# [SHORT TASK]
Look through the listing for the word "Unacceptably". Copy each line that has it.

· · ·

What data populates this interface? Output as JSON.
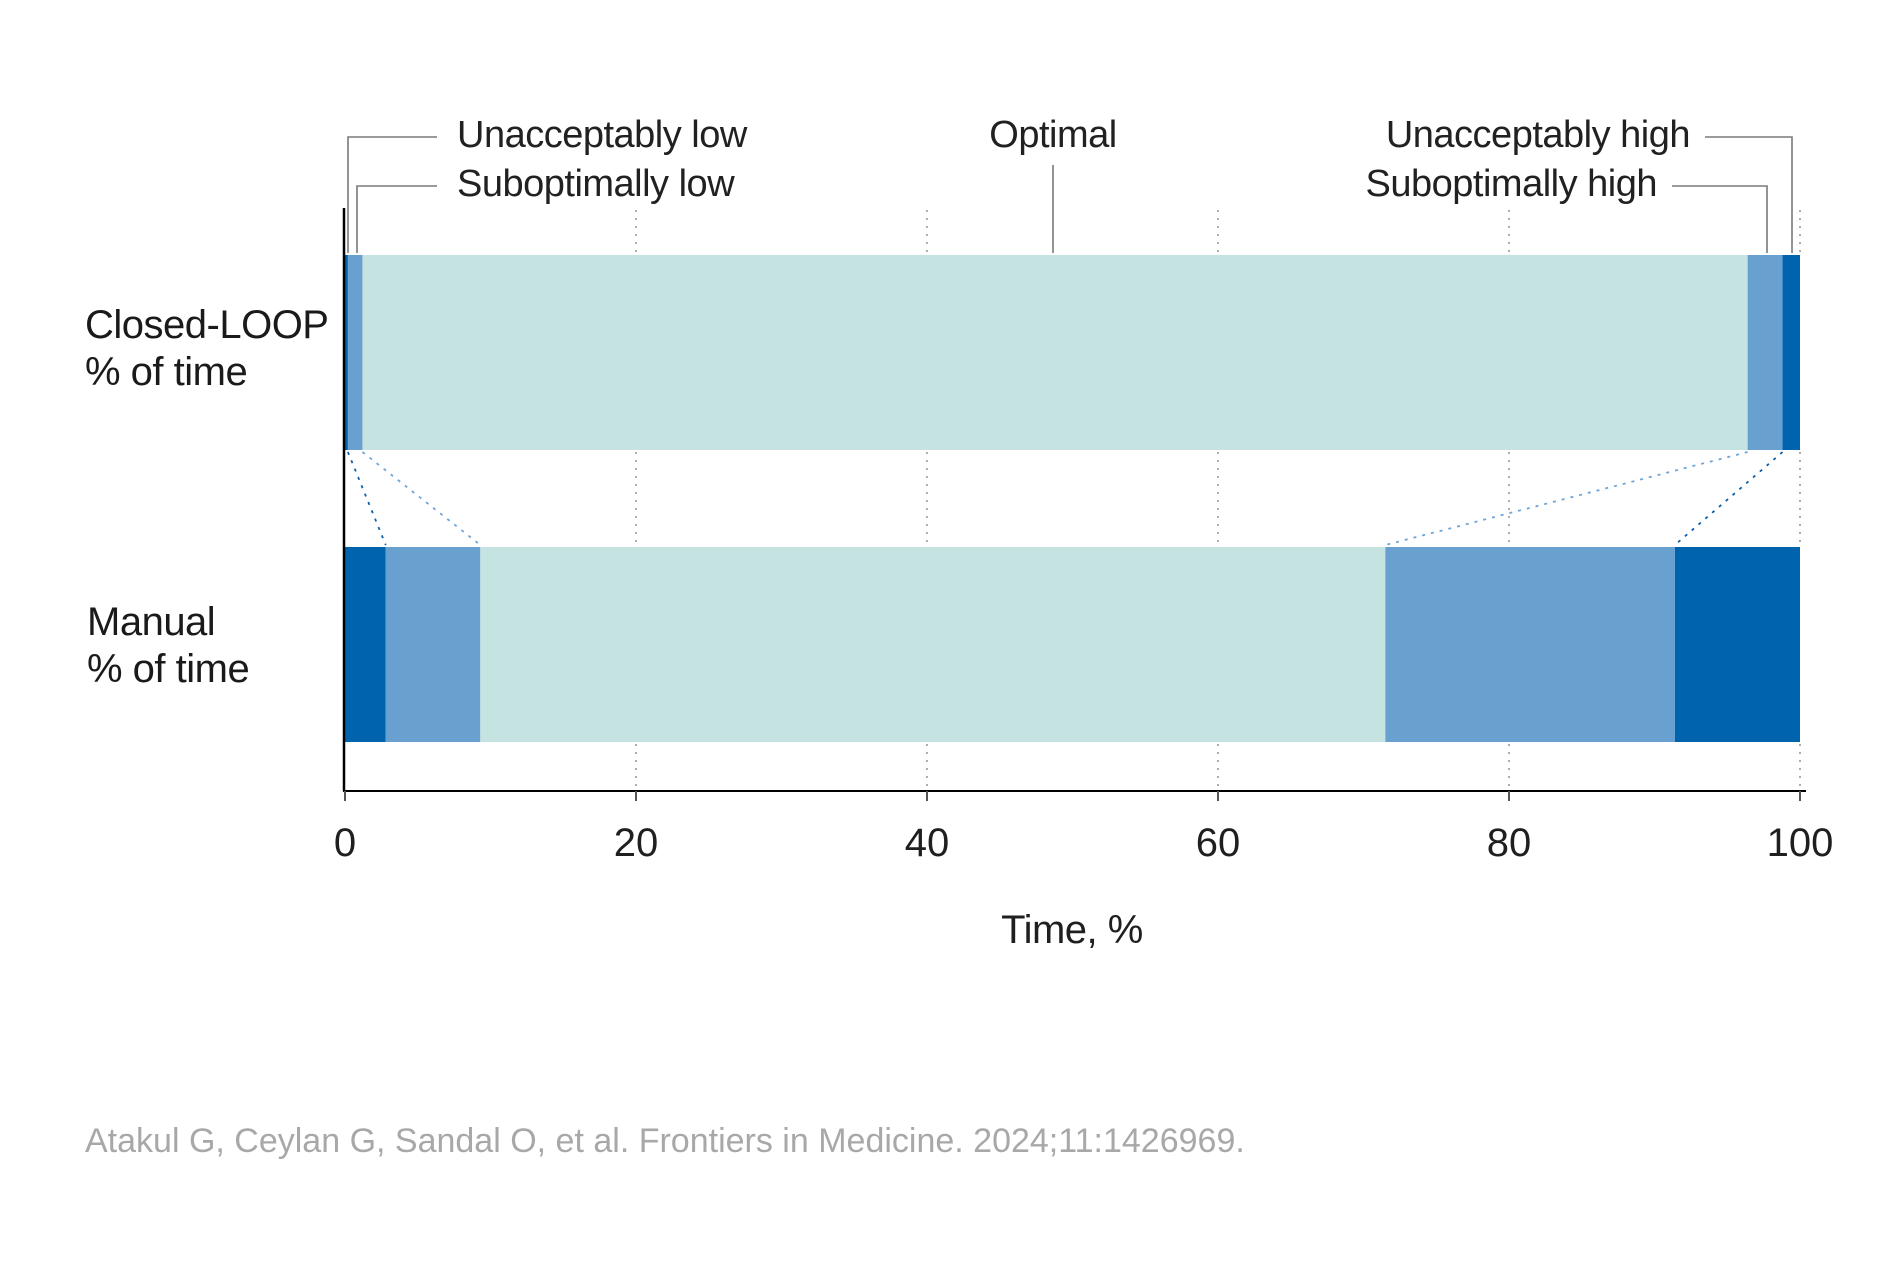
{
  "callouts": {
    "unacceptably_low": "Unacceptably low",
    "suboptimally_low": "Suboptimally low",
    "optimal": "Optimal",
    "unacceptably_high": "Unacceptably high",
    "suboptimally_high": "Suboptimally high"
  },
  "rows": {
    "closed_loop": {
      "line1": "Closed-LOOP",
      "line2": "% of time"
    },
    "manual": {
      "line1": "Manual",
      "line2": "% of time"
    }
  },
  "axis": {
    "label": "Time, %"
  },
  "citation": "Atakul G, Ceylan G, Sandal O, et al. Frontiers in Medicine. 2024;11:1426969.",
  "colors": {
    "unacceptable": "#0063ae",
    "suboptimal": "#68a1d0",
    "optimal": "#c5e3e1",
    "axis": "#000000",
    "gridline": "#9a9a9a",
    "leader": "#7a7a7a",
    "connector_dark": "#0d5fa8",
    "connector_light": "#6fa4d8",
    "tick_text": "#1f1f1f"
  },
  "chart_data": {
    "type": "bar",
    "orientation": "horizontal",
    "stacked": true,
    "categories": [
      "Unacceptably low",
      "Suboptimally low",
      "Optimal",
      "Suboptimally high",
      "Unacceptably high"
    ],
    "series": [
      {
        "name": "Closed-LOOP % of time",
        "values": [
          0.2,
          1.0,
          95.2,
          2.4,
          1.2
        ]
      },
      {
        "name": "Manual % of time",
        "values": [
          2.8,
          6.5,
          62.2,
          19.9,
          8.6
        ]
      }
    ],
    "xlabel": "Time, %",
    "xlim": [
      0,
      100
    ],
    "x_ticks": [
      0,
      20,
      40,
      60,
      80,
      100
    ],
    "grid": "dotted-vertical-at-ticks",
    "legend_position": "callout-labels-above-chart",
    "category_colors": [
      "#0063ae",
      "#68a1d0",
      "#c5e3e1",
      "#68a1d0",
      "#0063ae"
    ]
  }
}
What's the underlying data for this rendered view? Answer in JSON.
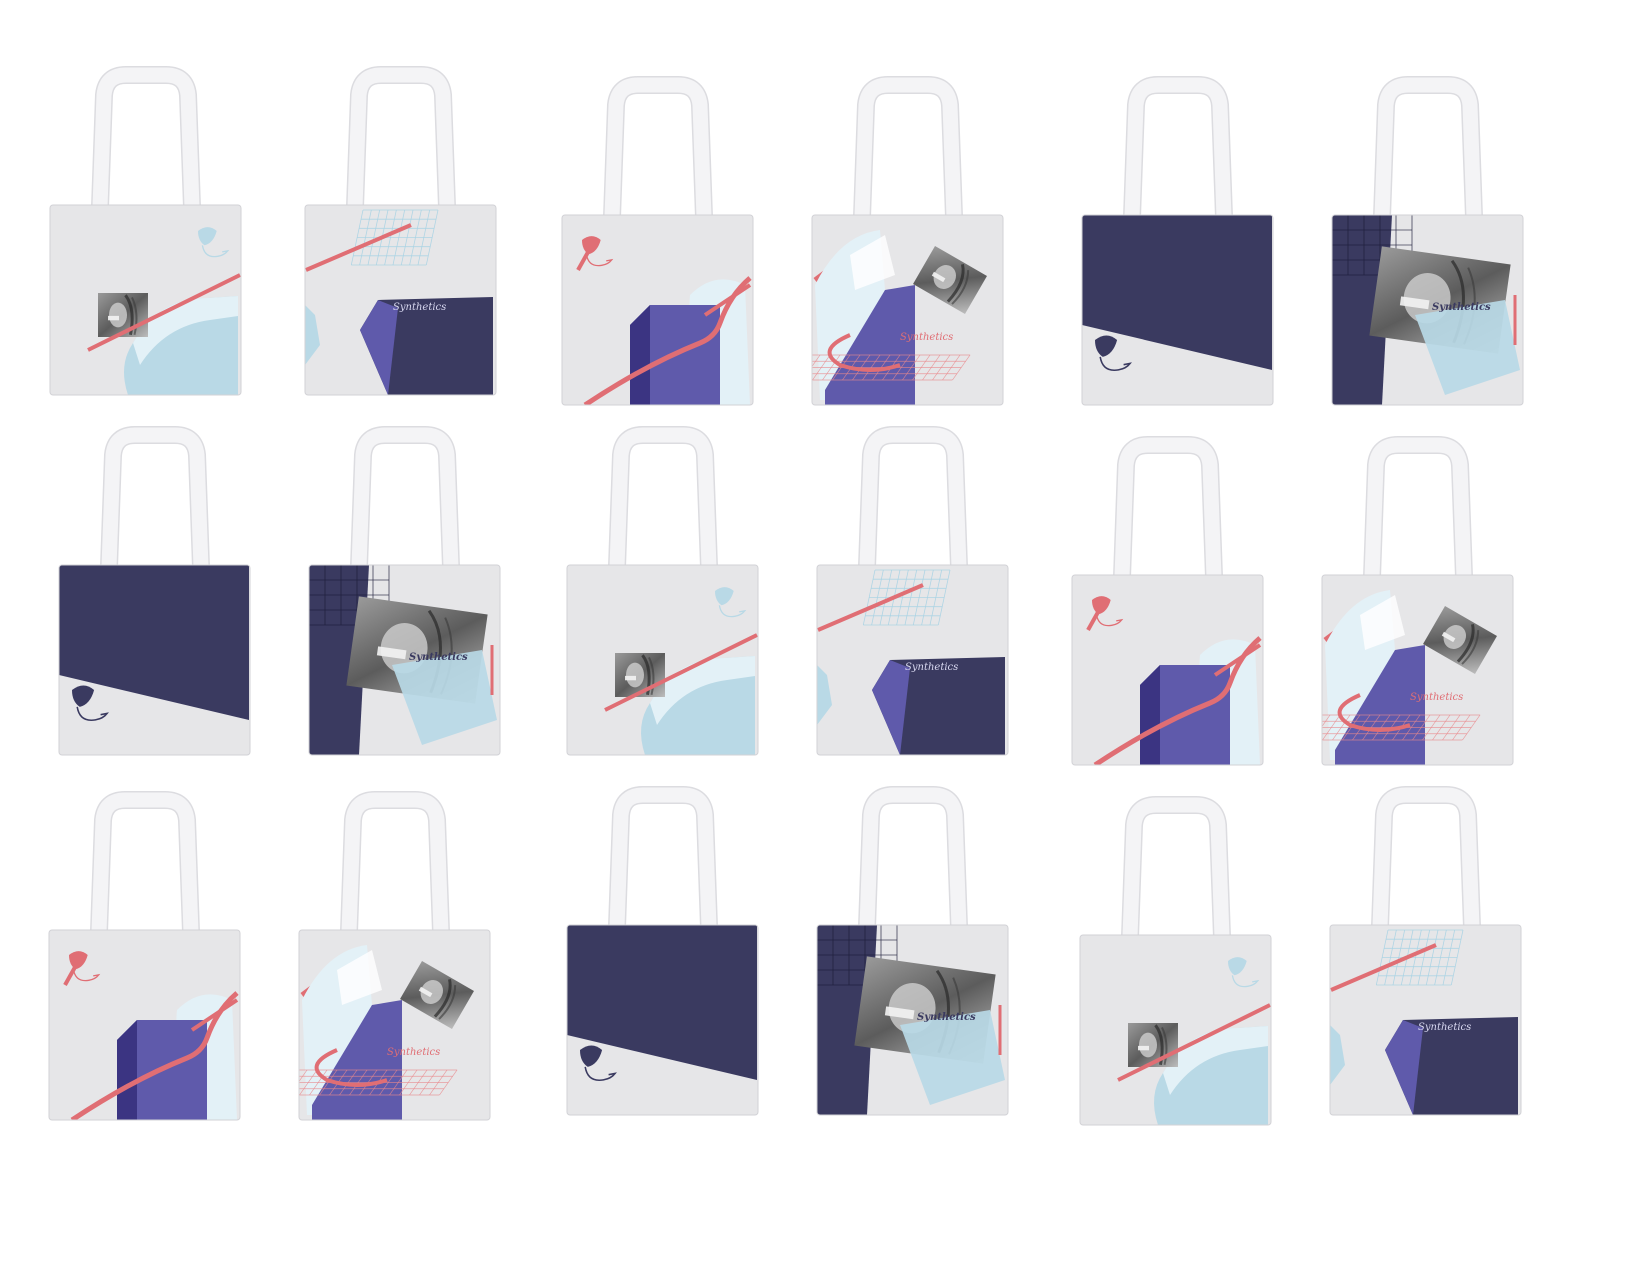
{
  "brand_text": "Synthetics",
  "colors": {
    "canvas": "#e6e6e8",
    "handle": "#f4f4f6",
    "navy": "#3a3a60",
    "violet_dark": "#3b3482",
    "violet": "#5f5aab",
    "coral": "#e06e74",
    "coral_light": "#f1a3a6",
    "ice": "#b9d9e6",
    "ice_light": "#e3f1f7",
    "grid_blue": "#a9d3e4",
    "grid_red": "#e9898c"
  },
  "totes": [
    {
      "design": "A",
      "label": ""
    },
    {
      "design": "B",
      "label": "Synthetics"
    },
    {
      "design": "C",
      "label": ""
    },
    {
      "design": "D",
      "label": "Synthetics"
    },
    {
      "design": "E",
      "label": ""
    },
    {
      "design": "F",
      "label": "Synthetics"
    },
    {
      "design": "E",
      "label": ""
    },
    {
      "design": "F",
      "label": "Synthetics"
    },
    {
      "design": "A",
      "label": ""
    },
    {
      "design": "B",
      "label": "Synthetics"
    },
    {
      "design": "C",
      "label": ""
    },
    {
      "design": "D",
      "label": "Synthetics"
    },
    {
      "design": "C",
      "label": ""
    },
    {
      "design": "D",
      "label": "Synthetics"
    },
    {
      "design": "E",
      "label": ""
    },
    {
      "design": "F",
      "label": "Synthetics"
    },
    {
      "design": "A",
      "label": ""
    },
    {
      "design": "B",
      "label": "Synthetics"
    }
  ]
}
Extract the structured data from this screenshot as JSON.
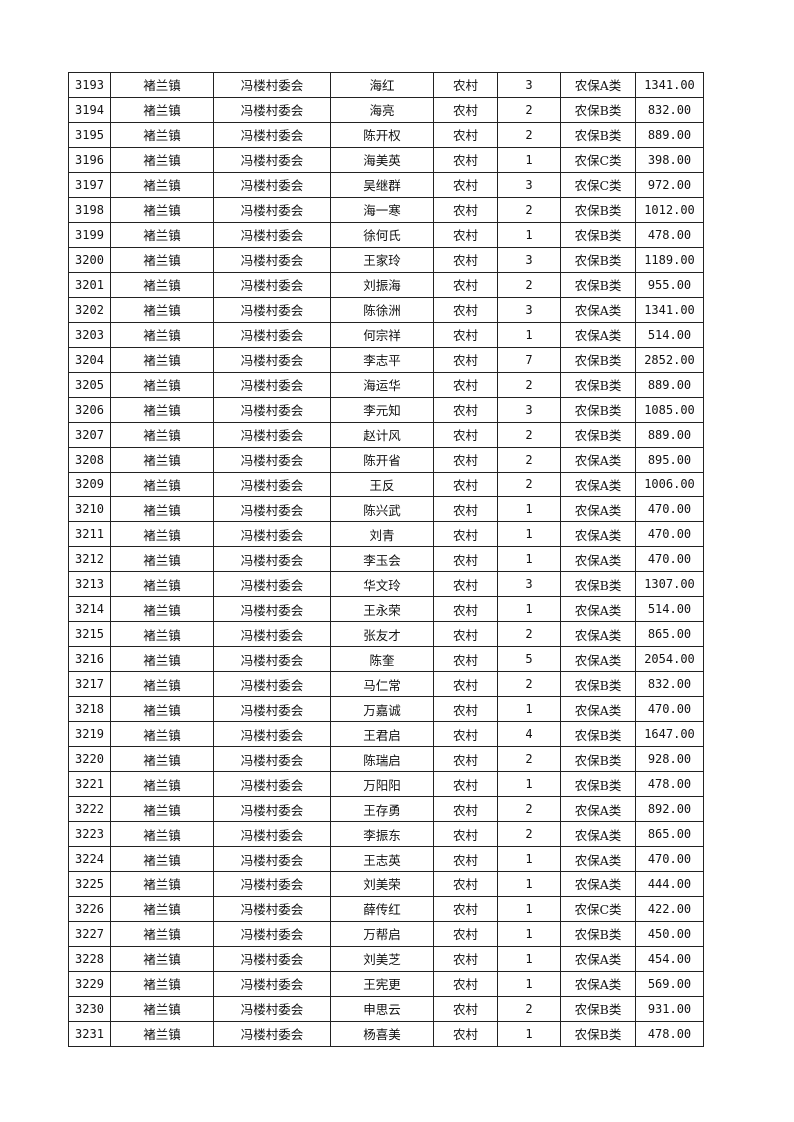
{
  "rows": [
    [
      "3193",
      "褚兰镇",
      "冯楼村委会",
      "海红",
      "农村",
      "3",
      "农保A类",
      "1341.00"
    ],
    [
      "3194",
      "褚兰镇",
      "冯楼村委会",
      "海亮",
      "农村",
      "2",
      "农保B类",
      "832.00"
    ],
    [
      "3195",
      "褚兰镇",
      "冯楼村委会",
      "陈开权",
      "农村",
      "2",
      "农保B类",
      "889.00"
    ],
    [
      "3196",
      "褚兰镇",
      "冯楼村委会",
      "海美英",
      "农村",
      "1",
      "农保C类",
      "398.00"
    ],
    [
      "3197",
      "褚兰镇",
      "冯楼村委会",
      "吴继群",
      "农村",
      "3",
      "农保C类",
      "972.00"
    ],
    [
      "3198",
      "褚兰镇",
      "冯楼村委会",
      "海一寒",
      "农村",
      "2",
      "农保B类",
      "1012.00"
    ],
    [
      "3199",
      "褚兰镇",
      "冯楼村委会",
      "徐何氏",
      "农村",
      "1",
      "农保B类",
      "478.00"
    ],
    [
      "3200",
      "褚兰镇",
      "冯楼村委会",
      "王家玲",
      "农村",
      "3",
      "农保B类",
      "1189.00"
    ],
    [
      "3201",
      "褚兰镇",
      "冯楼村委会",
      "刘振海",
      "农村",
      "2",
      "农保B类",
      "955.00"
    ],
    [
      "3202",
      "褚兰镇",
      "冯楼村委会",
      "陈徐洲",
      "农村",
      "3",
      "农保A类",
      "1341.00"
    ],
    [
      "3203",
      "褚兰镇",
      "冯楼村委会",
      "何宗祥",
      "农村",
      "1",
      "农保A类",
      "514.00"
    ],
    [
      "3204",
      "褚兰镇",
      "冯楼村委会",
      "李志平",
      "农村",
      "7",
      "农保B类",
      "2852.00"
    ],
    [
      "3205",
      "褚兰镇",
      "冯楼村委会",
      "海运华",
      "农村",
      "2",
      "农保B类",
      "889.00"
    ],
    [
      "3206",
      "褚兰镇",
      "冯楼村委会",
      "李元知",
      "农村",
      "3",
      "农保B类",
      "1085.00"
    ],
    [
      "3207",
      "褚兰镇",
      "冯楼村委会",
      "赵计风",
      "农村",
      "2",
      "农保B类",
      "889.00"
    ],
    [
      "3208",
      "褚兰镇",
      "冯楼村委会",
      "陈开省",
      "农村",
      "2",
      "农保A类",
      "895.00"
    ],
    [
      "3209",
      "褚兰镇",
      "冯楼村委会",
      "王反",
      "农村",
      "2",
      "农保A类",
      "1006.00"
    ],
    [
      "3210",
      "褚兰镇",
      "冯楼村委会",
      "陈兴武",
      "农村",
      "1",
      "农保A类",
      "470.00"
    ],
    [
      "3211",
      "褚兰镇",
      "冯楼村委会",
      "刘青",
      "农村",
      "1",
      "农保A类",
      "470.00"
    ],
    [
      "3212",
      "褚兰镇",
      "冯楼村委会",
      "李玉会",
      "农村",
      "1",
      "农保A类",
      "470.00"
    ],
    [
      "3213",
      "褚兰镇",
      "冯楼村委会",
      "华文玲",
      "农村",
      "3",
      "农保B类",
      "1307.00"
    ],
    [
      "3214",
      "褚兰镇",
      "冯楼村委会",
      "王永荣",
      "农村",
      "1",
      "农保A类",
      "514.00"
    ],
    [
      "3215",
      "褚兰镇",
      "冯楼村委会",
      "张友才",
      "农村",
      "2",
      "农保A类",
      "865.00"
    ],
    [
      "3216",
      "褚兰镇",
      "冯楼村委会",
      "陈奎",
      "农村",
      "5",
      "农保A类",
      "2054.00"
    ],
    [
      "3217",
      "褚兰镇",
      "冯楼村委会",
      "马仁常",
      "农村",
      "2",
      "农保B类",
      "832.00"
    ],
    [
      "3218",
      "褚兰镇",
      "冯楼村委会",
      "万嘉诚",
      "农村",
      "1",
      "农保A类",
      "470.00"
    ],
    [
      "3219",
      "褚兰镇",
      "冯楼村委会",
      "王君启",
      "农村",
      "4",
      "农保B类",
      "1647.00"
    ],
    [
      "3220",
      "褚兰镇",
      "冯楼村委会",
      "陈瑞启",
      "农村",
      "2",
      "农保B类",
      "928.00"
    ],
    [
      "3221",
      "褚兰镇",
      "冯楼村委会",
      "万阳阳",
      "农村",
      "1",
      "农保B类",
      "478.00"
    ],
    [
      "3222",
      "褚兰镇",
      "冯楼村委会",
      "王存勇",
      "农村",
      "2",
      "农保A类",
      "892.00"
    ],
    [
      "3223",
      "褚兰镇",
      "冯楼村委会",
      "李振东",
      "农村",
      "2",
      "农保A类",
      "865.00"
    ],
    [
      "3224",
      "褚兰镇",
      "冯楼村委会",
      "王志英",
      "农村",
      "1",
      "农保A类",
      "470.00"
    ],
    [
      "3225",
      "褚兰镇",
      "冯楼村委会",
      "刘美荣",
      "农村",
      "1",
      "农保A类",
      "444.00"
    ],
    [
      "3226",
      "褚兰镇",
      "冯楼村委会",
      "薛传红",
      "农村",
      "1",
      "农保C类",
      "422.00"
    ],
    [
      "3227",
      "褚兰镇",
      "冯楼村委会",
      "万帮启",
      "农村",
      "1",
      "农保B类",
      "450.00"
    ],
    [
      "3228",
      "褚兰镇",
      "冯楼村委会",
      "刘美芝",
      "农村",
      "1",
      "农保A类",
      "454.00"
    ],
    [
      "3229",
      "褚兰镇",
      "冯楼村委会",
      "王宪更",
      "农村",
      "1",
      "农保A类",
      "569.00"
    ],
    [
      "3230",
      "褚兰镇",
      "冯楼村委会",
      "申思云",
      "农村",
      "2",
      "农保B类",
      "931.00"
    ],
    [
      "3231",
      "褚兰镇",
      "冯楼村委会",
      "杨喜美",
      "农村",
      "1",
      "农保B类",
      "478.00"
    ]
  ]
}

· · ·

# [RESULT OF THE EXERCISE]
    "unacceptably_low": "Unacceptably low",
    "unacceptably_high": "Unacceptably high",
      "Unacceptably low",
      "Unacceptably high"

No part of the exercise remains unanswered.